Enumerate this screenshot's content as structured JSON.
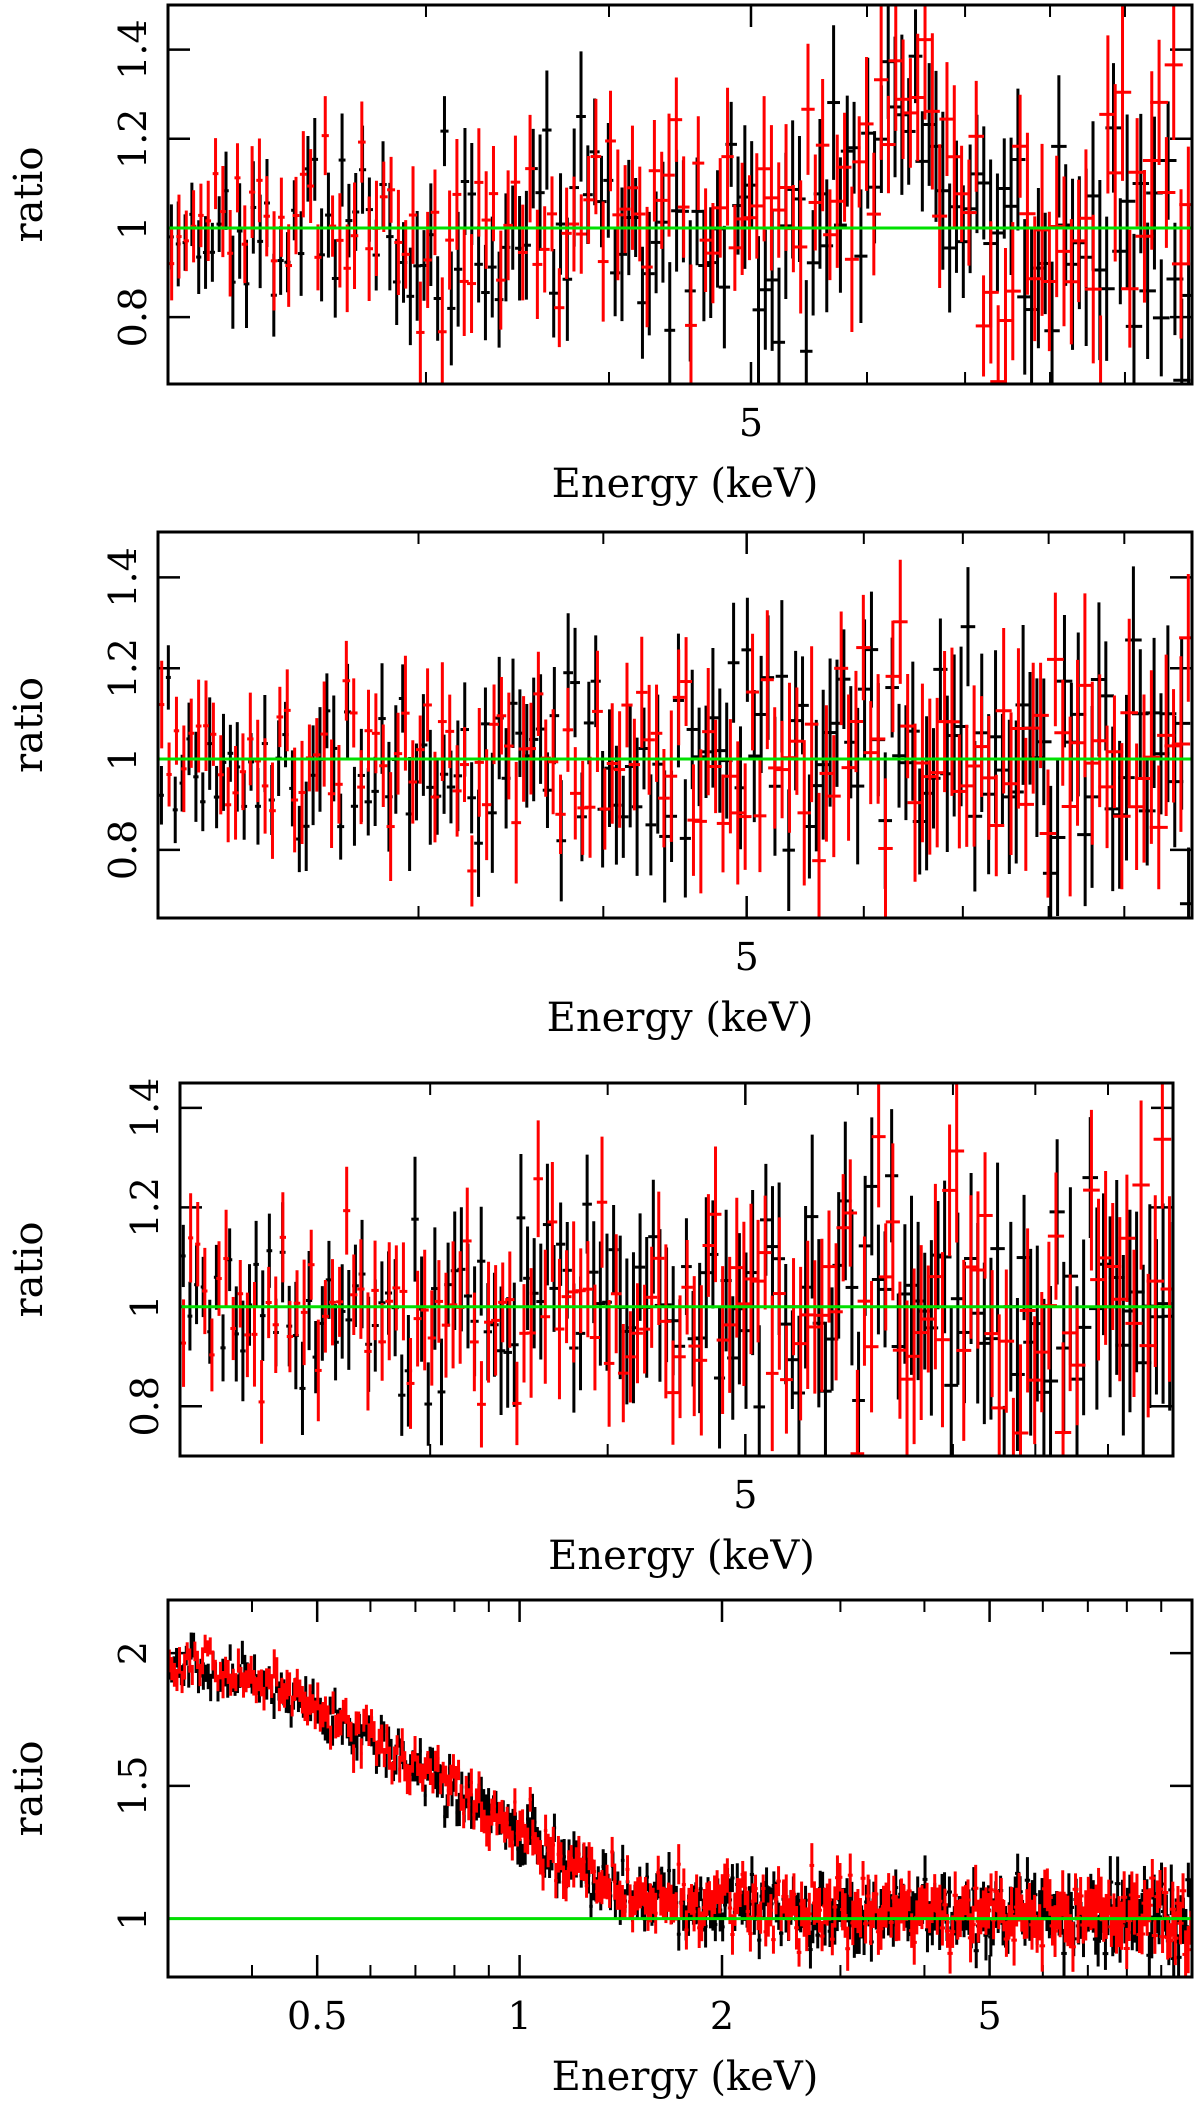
{
  "chart_data": [
    {
      "type": "scatter",
      "panel": 1,
      "title": "",
      "xlabel": "Energy (keV)",
      "ylabel": "ratio",
      "xscale": "log",
      "xlim": [
        2.0,
        10.0
      ],
      "ylim": [
        0.65,
        1.5
      ],
      "xticks_major": [
        5
      ],
      "xticks_minor": [
        2,
        3,
        4,
        6,
        7,
        8,
        9
      ],
      "xtick_labels": [
        "5"
      ],
      "yticks": [
        0.8,
        1.0,
        1.2,
        1.4
      ],
      "ytick_labels": [
        "0.8",
        "1",
        "1.2",
        "1.4"
      ],
      "reference_line": 1.0,
      "feature": {
        "center_keV": 6.4,
        "peak_ratio": 1.3,
        "width_keV": 0.35
      },
      "series": [
        {
          "name": "black",
          "color": "#000000",
          "points": 150,
          "seed": 11,
          "scatter": 0.09
        },
        {
          "name": "red",
          "color": "#ff0000",
          "points": 140,
          "seed": 23,
          "scatter": 0.09
        }
      ]
    },
    {
      "type": "scatter",
      "panel": 2,
      "title": "",
      "xlabel": "Energy (keV)",
      "ylabel": "ratio",
      "xscale": "log",
      "xlim": [
        2.0,
        10.0
      ],
      "ylim": [
        0.65,
        1.5
      ],
      "xticks_major": [
        5
      ],
      "xticks_minor": [
        2,
        3,
        4,
        6,
        7,
        8,
        9
      ],
      "xtick_labels": [
        "5"
      ],
      "yticks": [
        0.8,
        1.0,
        1.2,
        1.4
      ],
      "ytick_labels": [
        "0.8",
        "1",
        "1.2",
        "1.4"
      ],
      "reference_line": 1.0,
      "feature": {
        "center_keV": 6.4,
        "peak_ratio": 1.08,
        "width_keV": 0.35
      },
      "series": [
        {
          "name": "black",
          "color": "#000000",
          "points": 150,
          "seed": 37,
          "scatter": 0.09
        },
        {
          "name": "red",
          "color": "#ff0000",
          "points": 140,
          "seed": 41,
          "scatter": 0.09
        }
      ]
    },
    {
      "type": "scatter",
      "panel": 3,
      "title": "",
      "xlabel": "Energy (keV)",
      "ylabel": "ratio",
      "xscale": "log",
      "xlim": [
        2.0,
        10.0
      ],
      "ylim": [
        0.7,
        1.45
      ],
      "xticks_major": [
        5
      ],
      "xticks_minor": [
        2,
        3,
        4,
        6,
        7,
        8,
        9
      ],
      "xtick_labels": [
        "5"
      ],
      "yticks": [
        0.8,
        1.0,
        1.2,
        1.4
      ],
      "ytick_labels": [
        "0.8",
        "1",
        "1.2",
        "1.4"
      ],
      "reference_line": 1.0,
      "feature": {
        "center_keV": 6.4,
        "peak_ratio": 1.0,
        "width_keV": 0.35
      },
      "series": [
        {
          "name": "black",
          "color": "#000000",
          "points": 150,
          "seed": 53,
          "scatter": 0.09
        },
        {
          "name": "red",
          "color": "#ff0000",
          "points": 140,
          "seed": 67,
          "scatter": 0.09
        }
      ]
    },
    {
      "type": "scatter",
      "panel": 4,
      "title": "",
      "xlabel": "Energy (keV)",
      "ylabel": "ratio",
      "xscale": "log",
      "xlim": [
        0.3,
        10.0
      ],
      "ylim": [
        0.78,
        2.2
      ],
      "xticks_major": [
        0.5,
        1,
        2,
        5
      ],
      "xticks_minor": [
        0.4,
        0.6,
        0.7,
        0.8,
        0.9,
        3,
        4,
        6,
        7,
        8,
        9
      ],
      "xtick_labels": [
        "0.5",
        "1",
        "2",
        "5"
      ],
      "yticks": [
        1.0,
        1.5,
        2.0
      ],
      "ytick_labels": [
        "1",
        "1.5",
        "2"
      ],
      "reference_line": 1.0,
      "soft_excess": {
        "ratio_at_0p3_keV": 1.95,
        "ratio_at_2_keV": 1.05,
        "ratio_at_10_keV": 1.0
      },
      "series": [
        {
          "name": "black",
          "color": "#000000",
          "points": 420,
          "seed": 71,
          "scatter": 0.045
        },
        {
          "name": "red",
          "color": "#ff0000",
          "points": 400,
          "seed": 83,
          "scatter": 0.045
        }
      ]
    }
  ]
}
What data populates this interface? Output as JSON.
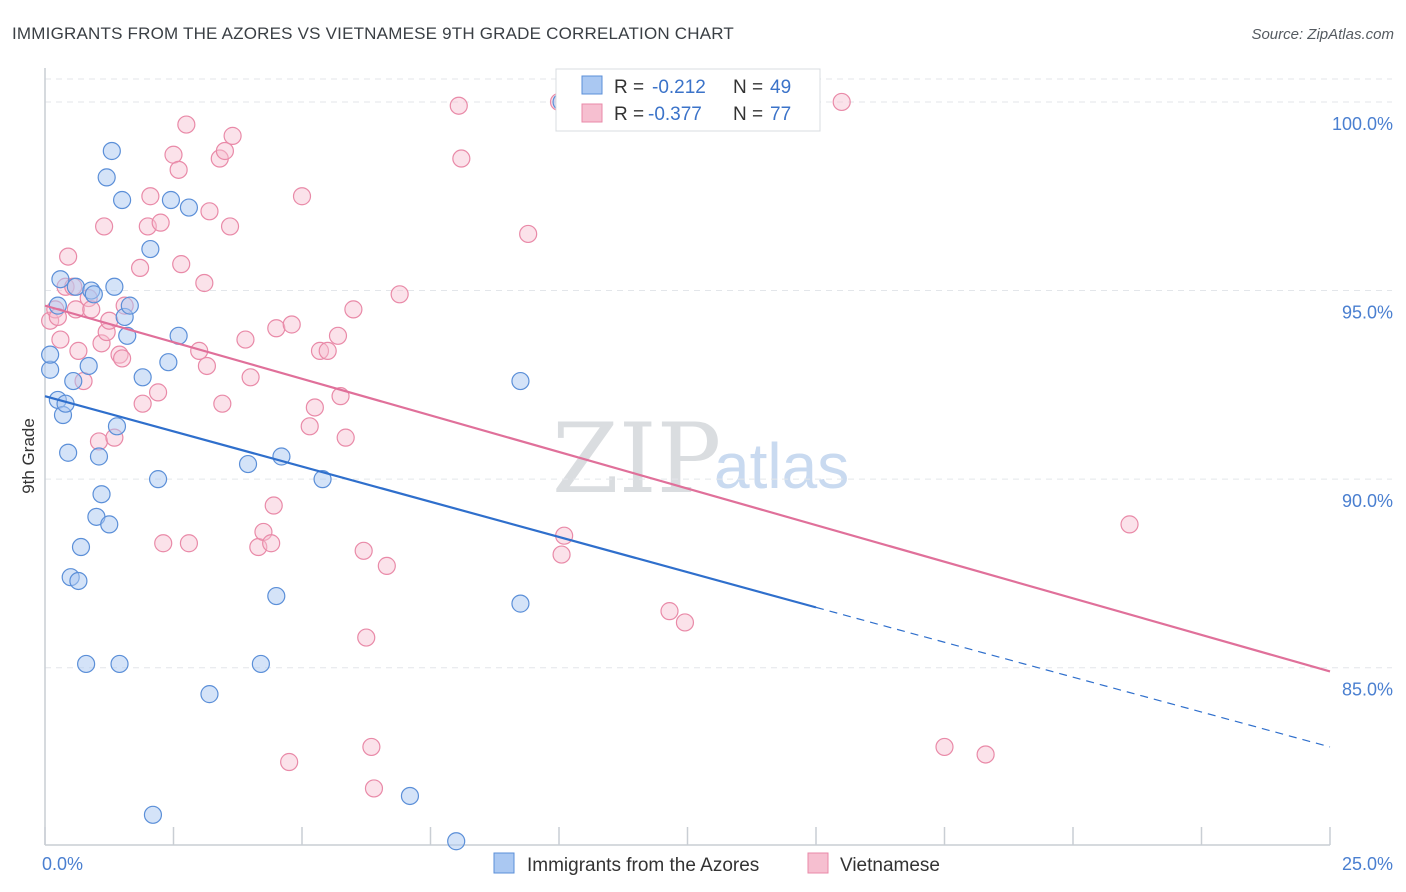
{
  "title": "IMMIGRANTS FROM THE AZORES VS VIETNAMESE 9TH GRADE CORRELATION CHART",
  "source": "Source: ZipAtlas.com",
  "watermark": {
    "zip": "ZIP",
    "atlas": "atlas"
  },
  "legend_top": [
    {
      "r_label": "R =",
      "r_value": "-0.212",
      "n_label": "N =",
      "n_value": "49"
    },
    {
      "r_label": "R =",
      "r_value": "-0.377",
      "n_label": "N =",
      "n_value": "77"
    }
  ],
  "legend_bottom": [
    "Immigrants from the Azores",
    "Vietnamese"
  ],
  "colors": {
    "azores_fill": "#aac8f2",
    "azores_stroke": "#5b8fd8",
    "azores_line": "#2f6fcc",
    "viet_fill": "#f6bfd0",
    "viet_stroke": "#e98aa8",
    "viet_line": "#e0709a",
    "tick_text": "#4a7fd0",
    "grid": "#e3e6ea"
  },
  "chart_data": {
    "type": "scatter",
    "title": "IMMIGRANTS FROM THE AZORES VS VIETNAMESE 9TH GRADE CORRELATION CHART",
    "xlabel": "",
    "ylabel": "9th Grade",
    "xlim": [
      0,
      25
    ],
    "ylim": [
      80.3,
      100.9
    ],
    "x_tick_labels": [
      "0.0%",
      "25.0%"
    ],
    "y_ticks": [
      85,
      90,
      95,
      100
    ],
    "y_tick_labels": [
      "85.0%",
      "90.0%",
      "95.0%",
      "100.0%"
    ],
    "grid": "horizontal dashed",
    "series": [
      {
        "name": "Immigrants from the Azores",
        "R": -0.212,
        "N": 49,
        "trend": {
          "x1": 0,
          "y1": 92.2,
          "x2": 15,
          "y2": 86.6,
          "dashed_to_x": 25,
          "dashed_to_y": 82.9
        },
        "points": [
          [
            0.1,
            92.9
          ],
          [
            0.1,
            93.3
          ],
          [
            0.25,
            92.1
          ],
          [
            0.25,
            94.6
          ],
          [
            0.3,
            95.3
          ],
          [
            0.35,
            91.7
          ],
          [
            0.4,
            92.0
          ],
          [
            0.45,
            90.7
          ],
          [
            0.5,
            87.4
          ],
          [
            0.55,
            92.6
          ],
          [
            0.6,
            95.1
          ],
          [
            0.65,
            87.3
          ],
          [
            0.7,
            88.2
          ],
          [
            0.8,
            85.1
          ],
          [
            0.85,
            93.0
          ],
          [
            0.9,
            95.0
          ],
          [
            0.95,
            94.9
          ],
          [
            1.0,
            89.0
          ],
          [
            1.05,
            90.6
          ],
          [
            1.1,
            89.6
          ],
          [
            1.2,
            98.0
          ],
          [
            1.25,
            88.8
          ],
          [
            1.3,
            98.7
          ],
          [
            1.35,
            95.1
          ],
          [
            1.4,
            91.4
          ],
          [
            1.45,
            85.1
          ],
          [
            1.5,
            97.4
          ],
          [
            1.55,
            94.3
          ],
          [
            1.6,
            93.8
          ],
          [
            1.65,
            94.6
          ],
          [
            1.9,
            92.7
          ],
          [
            2.05,
            96.1
          ],
          [
            2.1,
            81.1
          ],
          [
            2.2,
            90.0
          ],
          [
            2.4,
            93.1
          ],
          [
            2.45,
            97.4
          ],
          [
            2.6,
            93.8
          ],
          [
            2.8,
            97.2
          ],
          [
            3.2,
            84.3
          ],
          [
            3.95,
            90.4
          ],
          [
            4.2,
            85.1
          ],
          [
            4.5,
            86.9
          ],
          [
            4.6,
            90.6
          ],
          [
            5.4,
            90.0
          ],
          [
            7.1,
            81.6
          ],
          [
            8.0,
            80.4
          ],
          [
            9.25,
            86.7
          ],
          [
            9.25,
            92.6
          ],
          [
            10.05,
            100.0
          ]
        ]
      },
      {
        "name": "Vietnamese",
        "R": -0.377,
        "N": 77,
        "trend": {
          "x1": 0,
          "y1": 94.6,
          "x2": 25,
          "y2": 84.9
        },
        "points": [
          [
            0.1,
            94.2
          ],
          [
            0.2,
            94.5
          ],
          [
            0.25,
            94.3
          ],
          [
            0.3,
            93.7
          ],
          [
            0.4,
            95.1
          ],
          [
            0.45,
            95.9
          ],
          [
            0.55,
            95.1
          ],
          [
            0.6,
            94.5
          ],
          [
            0.65,
            93.4
          ],
          [
            0.75,
            92.6
          ],
          [
            0.85,
            94.8
          ],
          [
            0.9,
            94.5
          ],
          [
            1.05,
            91.0
          ],
          [
            1.1,
            93.6
          ],
          [
            1.15,
            96.7
          ],
          [
            1.2,
            93.9
          ],
          [
            1.25,
            94.2
          ],
          [
            1.35,
            91.1
          ],
          [
            1.45,
            93.3
          ],
          [
            1.5,
            93.2
          ],
          [
            1.55,
            94.6
          ],
          [
            1.85,
            95.6
          ],
          [
            1.9,
            92.0
          ],
          [
            2.0,
            96.7
          ],
          [
            2.05,
            97.5
          ],
          [
            2.2,
            92.3
          ],
          [
            2.25,
            96.8
          ],
          [
            2.3,
            88.3
          ],
          [
            2.5,
            98.6
          ],
          [
            2.6,
            98.2
          ],
          [
            2.65,
            95.7
          ],
          [
            2.75,
            99.4
          ],
          [
            2.8,
            88.3
          ],
          [
            3.0,
            93.4
          ],
          [
            3.1,
            95.2
          ],
          [
            3.15,
            93.0
          ],
          [
            3.2,
            97.1
          ],
          [
            3.4,
            98.5
          ],
          [
            3.45,
            92.0
          ],
          [
            3.5,
            98.7
          ],
          [
            3.6,
            96.7
          ],
          [
            3.65,
            99.1
          ],
          [
            3.9,
            93.7
          ],
          [
            4.0,
            92.7
          ],
          [
            4.15,
            88.2
          ],
          [
            4.25,
            88.6
          ],
          [
            4.4,
            88.3
          ],
          [
            4.45,
            89.3
          ],
          [
            4.5,
            94.0
          ],
          [
            4.75,
            82.5
          ],
          [
            4.8,
            94.1
          ],
          [
            5.0,
            97.5
          ],
          [
            5.15,
            91.4
          ],
          [
            5.25,
            91.9
          ],
          [
            5.35,
            93.4
          ],
          [
            5.5,
            93.4
          ],
          [
            5.7,
            93.8
          ],
          [
            5.75,
            92.2
          ],
          [
            5.85,
            91.1
          ],
          [
            6.0,
            94.5
          ],
          [
            6.2,
            88.1
          ],
          [
            6.25,
            85.8
          ],
          [
            6.35,
            82.9
          ],
          [
            6.4,
            81.8
          ],
          [
            6.65,
            87.7
          ],
          [
            6.9,
            94.9
          ],
          [
            8.05,
            99.9
          ],
          [
            8.1,
            98.5
          ],
          [
            9.4,
            96.5
          ],
          [
            10.0,
            100.0
          ],
          [
            10.05,
            88.0
          ],
          [
            10.1,
            88.5
          ],
          [
            12.15,
            86.5
          ],
          [
            12.45,
            86.2
          ],
          [
            15.5,
            100.0
          ],
          [
            17.5,
            82.9
          ],
          [
            18.3,
            82.7
          ],
          [
            21.1,
            88.8
          ]
        ]
      }
    ]
  }
}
= = = = =
Short exercise >> Report how many lines of the listing hold the word "seed", with nothing but the number.

Solution to this task >> 8